**WHAT YOU SHOULD DO:**
In your copy, include every line of the listing below exactly but none of the pictures.

☆ ☆ ☆ ☆ ☆ ☆ ☆

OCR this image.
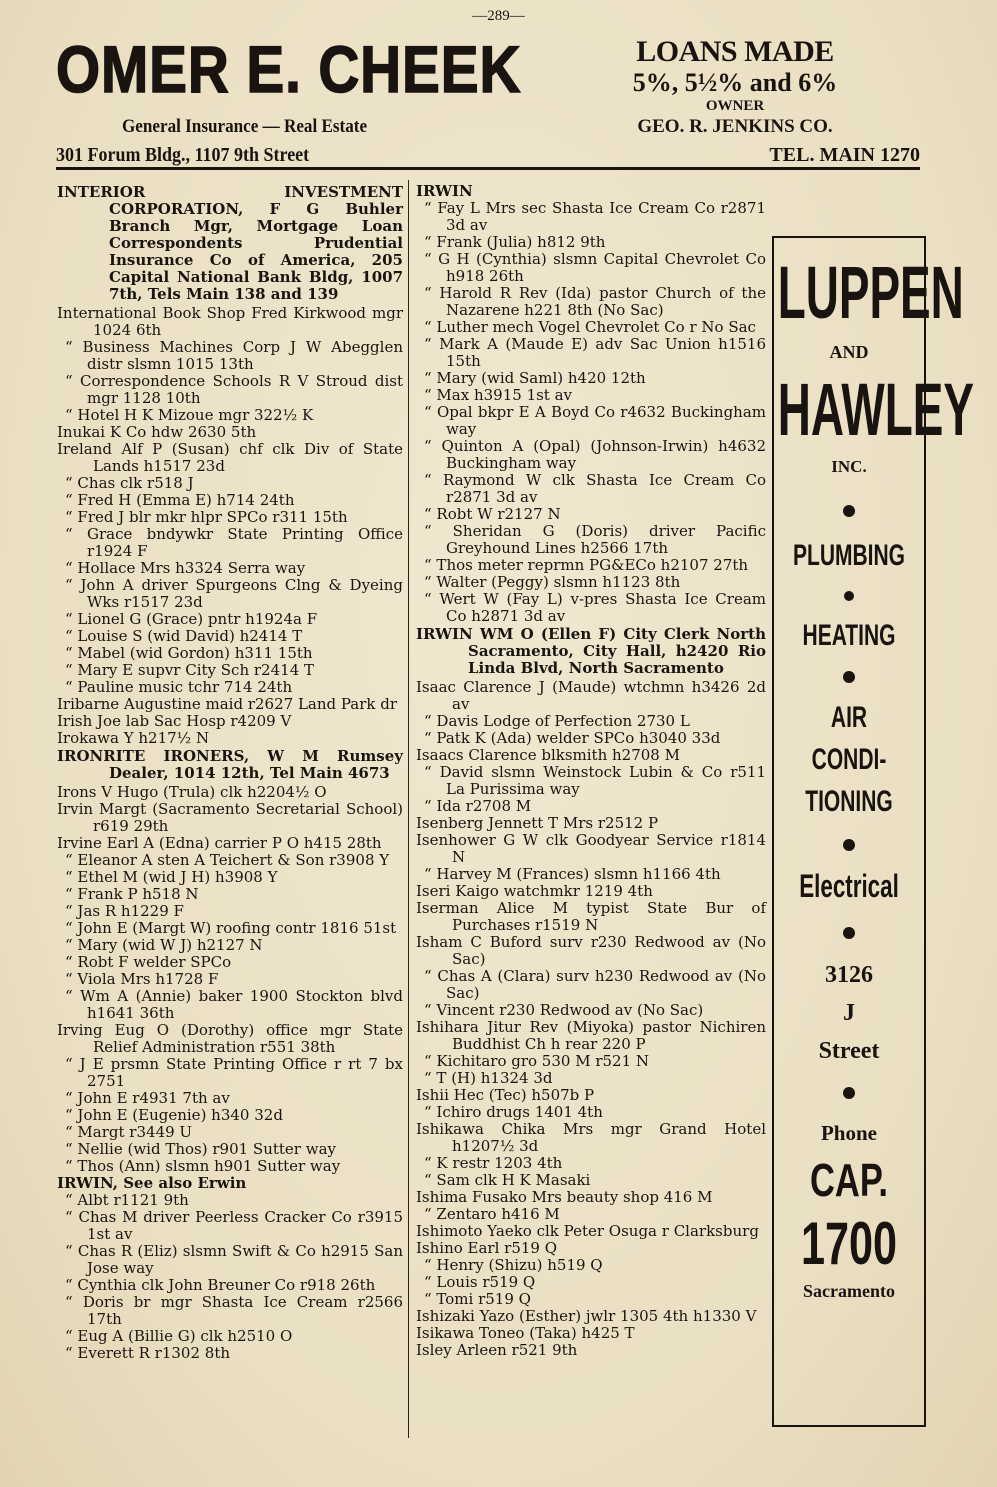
—289—
OMER E. CHEEK
General Insurance — Real Estate
301 Forum Bldg., 1107 9th Street
LOANS MADE
5%, 5½% and 6%
OWNER
GEO. R. JENKINS CO.
TEL. MAIN 1270

INTERIOR INVESTMENT CORPORATION, F G Buhler Branch Mgr, Mortgage Loan Correspondents Prudential Insurance Co of America, 205 Capital National Bank Bldg, 1007 7th, Tels Main 138 and 139

International Book Shop Fred Kirkwood mgr 1024 6th

“ Business Machines Corp J W Abegglen distr slsmn 1015 13th

“ Correspondence Schools R V Stroud dist mgr 1128 10th

“ Hotel H K Mizoue mgr 322½ K

Inukai K Co hdw 2630 5th

Ireland Alf P (Susan) chf clk Div of State Lands h1517 23d

“ Chas clk r518 J

“ Fred H (Emma E) h714 24th

“ Fred J blr mkr hlpr SPCo r311 15th

“ Grace bndywkr State Printing Office r1924 F

“ Hollace Mrs h3324 Serra way

“ John A driver Spurgeons Clng & Dyeing Wks r1517 23d

“ Lionel G (Grace) pntr h1924a F

“ Louise S (wid David) h2414 T

“ Mabel (wid Gordon) h311 15th

“ Mary E supvr City Sch r2414 T

“ Pauline music tchr 714 24th

Iribarne Augustine maid r2627 Land Park dr

Irish Joe lab Sac Hosp r4209 V

Irokawa Y h217½ N

IRONRITE IRONERS, W M Rumsey Dealer, 1014 12th, Tel Main 4673

Irons V Hugo (Trula) clk h2204½ O

Irvin Margt (Sacramento Secretarial School) r619 29th

Irvine Earl A (Edna) carrier P O h415 28th

“ Eleanor A sten A Teichert & Son r3908 Y

“ Ethel M (wid J H) h3908 Y

“ Frank P h518 N

“ Jas R h1229 F

“ John E (Margt W) roofing contr 1816 51st

“ Mary (wid W J) h2127 N

“ Robt F welder SPCo

“ Viola Mrs h1728 F

“ Wm A (Annie) baker 1900 Stockton blvd h1641 36th

Irving Eug O (Dorothy) office mgr State Relief Administration r551 38th

“ J E prsmn State Printing Office r rt 7 bx 2751

“ John E r4931 7th av

“ John E (Eugenie) h340 32d

“ Margt r3449 U

“ Nellie (wid Thos) r901 Sutter way

“ Thos (Ann) slsmn h901 Sutter way

IRWIN, See also Erwin

“ Albt r1121 9th

“ Chas M driver Peerless Cracker Co r3915 1st av

“ Chas R (Eliz) slsmn Swift & Co h2915 San Jose way

“ Cynthia clk John Breuner Co r918 26th

“ Doris br mgr Shasta Ice Cream r2566 17th

“ Eug A (Billie G) clk h2510 O

“ Everett R r1302 8th

IRWIN

“ Fay L Mrs sec Shasta Ice Cream Co r2871 3d av

“ Frank (Julia) h812 9th

“ G H (Cynthia) slsmn Capital Chevrolet Co h918 26th

“ Harold R Rev (Ida) pastor Church of the Nazarene h221 8th (No Sac)

“ Luther mech Vogel Chevrolet Co r No Sac

“ Mark A (Maude E) adv Sac Union h1516 15th

“ Mary (wid Saml) h420 12th

“ Max h3915 1st av

“ Opal bkpr E A Boyd Co r4632 Buckingham way

“ Quinton A (Opal) (Johnson-Irwin) h4632 Buckingham way

“ Raymond W clk Shasta Ice Cream Co r2871 3d av

“ Robt W r2127 N

“ Sheridan G (Doris) driver Pacific Greyhound Lines h2566 17th

“ Thos meter reprmn PG&ECo h2107 27th

“ Walter (Peggy) slsmn h1123 8th

“ Wert W (Fay L) v-pres Shasta Ice Cream Co h2871 3d av

IRWIN WM O (Ellen F) City Clerk North Sacramento, City Hall, h2420 Rio Linda Blvd, North Sacramento

Isaac Clarence J (Maude) wtchmn h3426 2d av

“ Davis Lodge of Perfection 2730 L

“ Patk K (Ada) welder SPCo h3040 33d

Isaacs Clarence blksmith h2708 M

“ David slsmn Weinstock Lubin & Co r511 La Purissima way

“ Ida r2708 M

Isenberg Jennett T Mrs r2512 P

Isenhower G W clk Goodyear Service r1814 N

“ Harvey M (Frances) slsmn h1166 4th

Iseri Kaigo watchmkr 1219 4th

Iserman Alice M typist State Bur of Purchases r1519 N

Isham C Buford surv r230 Redwood av (No Sac)

“ Chas A (Clara) surv h230 Redwood av (No Sac)

“ Vincent r230 Redwood av (No Sac)

Ishihara Jitur Rev (Miyoka) pastor Nichiren Buddhist Ch h rear 220 P

“ Kichitaro gro 530 M r521 N

“ T (H) h1324 3d

Ishii Hec (Tec) h507b P

“ Ichiro drugs 1401 4th

Ishikawa Chika Mrs mgr Grand Hotel h1207½ 3d

“ K restr 1203 4th

“ Sam clk H K Masaki

Ishima Fusako Mrs beauty shop 416 M

“ Zentaro h416 M

Ishimoto Yaeko clk Peter Osuga r Clarksburg

Ishino Earl r519 Q

“ Henry (Shizu) h519 Q

“ Louis r519 Q

“ Tomi r519 Q

Ishizaki Yazo (Esther) jwlr 1305 4th h1330 V

Isikawa Toneo (Taka) h425 T

Isley Arleen r521 9th

LUPPEN
AND
HAWLEY
INC.
PLUMBING
HEATING
AIR
CONDI-
TIONING
Electrical
3126
J
Street
Phone
CAP.
1700
Sacramento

☆ ☆ ☆ ☆ ☆ ☆ ☆

**ANSWER TO THE EXERCISE:**
OCR this image.
—289—
OMER E. CHEEK
General Insurance — Real Estate
301 Forum Bldg., 1107 9th Street
LOANS MADE
5%, 5½% and 6%
OWNER
GEO. R. JENKINS CO.
TEL. MAIN 1270

INTERIOR INVESTMENT CORPORATION, F G Buhler Branch Mgr, Mortgage Loan Correspondents Prudential Insurance Co of America, 205 Capital National Bank Bldg, 1007 7th, Tels Main 138 and 139

International Book Shop Fred Kirkwood mgr 1024 6th

“ Business Machines Corp J W Abegglen distr slsmn 1015 13th

“ Correspondence Schools R V Stroud dist mgr 1128 10th

“ Hotel H K Mizoue mgr 322½ K

Inukai K Co hdw 2630 5th

Ireland Alf P (Susan) chf clk Div of State Lands h1517 23d

“ Chas clk r518 J

“ Fred H (Emma E) h714 24th

“ Fred J blr mkr hlpr SPCo r311 15th

“ Grace bndywkr State Printing Office r1924 F

“ Hollace Mrs h3324 Serra way

“ John A driver Spurgeons Clng & Dyeing Wks r1517 23d

“ Lionel G (Grace) pntr h1924a F

“ Louise S (wid David) h2414 T

“ Mabel (wid Gordon) h311 15th

“ Mary E supvr City Sch r2414 T

“ Pauline music tchr 714 24th

Iribarne Augustine maid r2627 Land Park dr

Irish Joe lab Sac Hosp r4209 V

Irokawa Y h217½ N

IRONRITE IRONERS, W M Rumsey Dealer, 1014 12th, Tel Main 4673

Irons V Hugo (Trula) clk h2204½ O

Irvin Margt (Sacramento Secretarial School) r619 29th

Irvine Earl A (Edna) carrier P O h415 28th

“ Eleanor A sten A Teichert & Son r3908 Y

“ Ethel M (wid J H) h3908 Y

“ Frank P h518 N

“ Jas R h1229 F

“ John E (Margt W) roofing contr 1816 51st

“ Mary (wid W J) h2127 N

“ Robt F welder SPCo

“ Viola Mrs h1728 F

“ Wm A (Annie) baker 1900 Stockton blvd h1641 36th

Irving Eug O (Dorothy) office mgr State Relief Administration r551 38th

“ J E prsmn State Printing Office r rt 7 bx 2751

“ John E r4931 7th av

“ John E (Eugenie) h340 32d

“ Margt r3449 U

“ Nellie (wid Thos) r901 Sutter way

“ Thos (Ann) slsmn h901 Sutter way

IRWIN, See also Erwin

“ Albt r1121 9th

“ Chas M driver Peerless Cracker Co r3915 1st av

“ Chas R (Eliz) slsmn Swift & Co h2915 San Jose way

“ Cynthia clk John Breuner Co r918 26th

“ Doris br mgr Shasta Ice Cream r2566 17th

“ Eug A (Billie G) clk h2510 O

“ Everett R r1302 8th

IRWIN

“ Fay L Mrs sec Shasta Ice Cream Co r2871 3d av

“ Frank (Julia) h812 9th

“ G H (Cynthia) slsmn Capital Chevrolet Co h918 26th

“ Harold R Rev (Ida) pastor Church of the Nazarene h221 8th (No Sac)

“ Luther mech Vogel Chevrolet Co r No Sac

“ Mark A (Maude E) adv Sac Union h1516 15th

“ Mary (wid Saml) h420 12th

“ Max h3915 1st av

“ Opal bkpr E A Boyd Co r4632 Buckingham way

“ Quinton A (Opal) (Johnson-Irwin) h4632 Buckingham way

“ Raymond W clk Shasta Ice Cream Co r2871 3d av

“ Robt W r2127 N

“ Sheridan G (Doris) driver Pacific Greyhound Lines h2566 17th

“ Thos meter reprmn PG&ECo h2107 27th

“ Walter (Peggy) slsmn h1123 8th

“ Wert W (Fay L) v-pres Shasta Ice Cream Co h2871 3d av

IRWIN WM O (Ellen F) City Clerk North Sacramento, City Hall, h2420 Rio Linda Blvd, North Sacramento

Isaac Clarence J (Maude) wtchmn h3426 2d av

“ Davis Lodge of Perfection 2730 L

“ Patk K (Ada) welder SPCo h3040 33d

Isaacs Clarence blksmith h2708 M

“ David slsmn Weinstock Lubin & Co r511 La Purissima way

“ Ida r2708 M

Isenberg Jennett T Mrs r2512 P

Isenhower G W clk Goodyear Service r1814 N

“ Harvey M (Frances) slsmn h1166 4th

Iseri Kaigo watchmkr 1219 4th

Iserman Alice M typist State Bur of Purchases r1519 N

Isham C Buford surv r230 Redwood av (No Sac)

“ Chas A (Clara) surv h230 Redwood av (No Sac)

“ Vincent r230 Redwood av (No Sac)

Ishihara Jitur Rev (Miyoka) pastor Nichiren Buddhist Ch h rear 220 P

“ Kichitaro gro 530 M r521 N

“ T (H) h1324 3d

Ishii Hec (Tec) h507b P

“ Ichiro drugs 1401 4th

Ishikawa Chika Mrs mgr Grand Hotel h1207½ 3d

“ K restr 1203 4th

“ Sam clk H K Masaki

Ishima Fusako Mrs beauty shop 416 M

“ Zentaro h416 M

Ishimoto Yaeko clk Peter Osuga r Clarksburg

Ishino Earl r519 Q

“ Henry (Shizu) h519 Q

“ Louis r519 Q

“ Tomi r519 Q

Ishizaki Yazo (Esther) jwlr 1305 4th h1330 V

Isikawa Toneo (Taka) h425 T

Isley Arleen r521 9th

LUPPEN
AND
HAWLEY
INC.
PLUMBING
HEATING
AIR
CONDI-
TIONING
Electrical
3126
J
Street
Phone
CAP.
1700
Sacramento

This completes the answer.